Exercise directions –
Retype every entry in its entirety, without alteration.

Given data –
/---

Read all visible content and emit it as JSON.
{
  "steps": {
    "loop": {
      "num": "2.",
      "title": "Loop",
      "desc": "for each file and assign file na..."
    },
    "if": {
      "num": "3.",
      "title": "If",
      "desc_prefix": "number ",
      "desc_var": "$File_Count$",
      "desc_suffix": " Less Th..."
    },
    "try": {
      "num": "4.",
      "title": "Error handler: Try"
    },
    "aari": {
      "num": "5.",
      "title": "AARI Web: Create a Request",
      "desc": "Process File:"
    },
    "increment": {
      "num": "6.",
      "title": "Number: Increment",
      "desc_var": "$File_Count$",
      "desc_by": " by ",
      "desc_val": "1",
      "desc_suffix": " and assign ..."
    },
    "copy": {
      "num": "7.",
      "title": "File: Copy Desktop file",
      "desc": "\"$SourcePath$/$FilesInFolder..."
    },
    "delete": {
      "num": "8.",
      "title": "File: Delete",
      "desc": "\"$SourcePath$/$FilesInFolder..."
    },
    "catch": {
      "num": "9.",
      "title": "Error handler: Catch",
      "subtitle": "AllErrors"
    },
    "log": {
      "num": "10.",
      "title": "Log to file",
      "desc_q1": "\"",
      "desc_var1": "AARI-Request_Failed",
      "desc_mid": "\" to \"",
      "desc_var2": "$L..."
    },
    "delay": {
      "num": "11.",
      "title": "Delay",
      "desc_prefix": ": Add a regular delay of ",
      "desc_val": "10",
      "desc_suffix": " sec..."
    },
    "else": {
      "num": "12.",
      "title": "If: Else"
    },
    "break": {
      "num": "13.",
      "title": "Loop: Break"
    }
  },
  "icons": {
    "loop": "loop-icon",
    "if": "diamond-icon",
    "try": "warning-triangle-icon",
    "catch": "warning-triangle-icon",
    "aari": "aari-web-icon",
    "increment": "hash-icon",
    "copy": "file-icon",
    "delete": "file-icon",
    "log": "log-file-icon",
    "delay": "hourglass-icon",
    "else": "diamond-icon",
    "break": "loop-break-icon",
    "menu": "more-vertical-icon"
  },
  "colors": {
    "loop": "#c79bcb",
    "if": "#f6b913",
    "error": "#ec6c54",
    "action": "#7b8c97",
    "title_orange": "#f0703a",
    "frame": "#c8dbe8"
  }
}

\---

Finished task –
Read all visible content and emit it as JSON.
{
  "steps": {
    "loop": {
      "num": "2.",
      "title": "Loop",
      "desc": "for each file and assign file na..."
    },
    "if": {
      "num": "3.",
      "title": "If",
      "desc_prefix": "number ",
      "desc_var": "$File_Count$",
      "desc_suffix": " Less Th..."
    },
    "try": {
      "num": "4.",
      "title": "Error handler: Try"
    },
    "aari": {
      "num": "5.",
      "title": "AARI Web: Create a Request",
      "desc": "Process File:"
    },
    "increment": {
      "num": "6.",
      "title": "Number: Increment",
      "desc_var": "$File_Count$",
      "desc_by": " by ",
      "desc_val": "1",
      "desc_suffix": " and assign ..."
    },
    "copy": {
      "num": "7.",
      "title": "File: Copy Desktop file",
      "desc": "\"$SourcePath$/$FilesInFolder..."
    },
    "delete": {
      "num": "8.",
      "title": "File: Delete",
      "desc": "\"$SourcePath$/$FilesInFolder..."
    },
    "catch": {
      "num": "9.",
      "title": "Error handler: Catch",
      "subtitle": "AllErrors"
    },
    "log": {
      "num": "10.",
      "title": "Log to file",
      "desc_q1": "\"",
      "desc_var1": "AARI-Request_Failed",
      "desc_mid": "\" to \"",
      "desc_var2": "$L..."
    },
    "delay": {
      "num": "11.",
      "title": "Delay",
      "desc_prefix": ": Add a regular delay of ",
      "desc_val": "10",
      "desc_suffix": " sec..."
    },
    "else": {
      "num": "12.",
      "title": "If: Else"
    },
    "break": {
      "num": "13.",
      "title": "Loop: Break"
    }
  },
  "icons": {
    "loop": "loop-icon",
    "if": "diamond-icon",
    "try": "warning-triangle-icon",
    "catch": "warning-triangle-icon",
    "aari": "aari-web-icon",
    "increment": "hash-icon",
    "copy": "file-icon",
    "delete": "file-icon",
    "log": "log-file-icon",
    "delay": "hourglass-icon",
    "else": "diamond-icon",
    "break": "loop-break-icon",
    "menu": "more-vertical-icon"
  },
  "colors": {
    "loop": "#c79bcb",
    "if": "#f6b913",
    "error": "#ec6c54",
    "action": "#7b8c97",
    "title_orange": "#f0703a",
    "frame": "#c8dbe8"
  }
}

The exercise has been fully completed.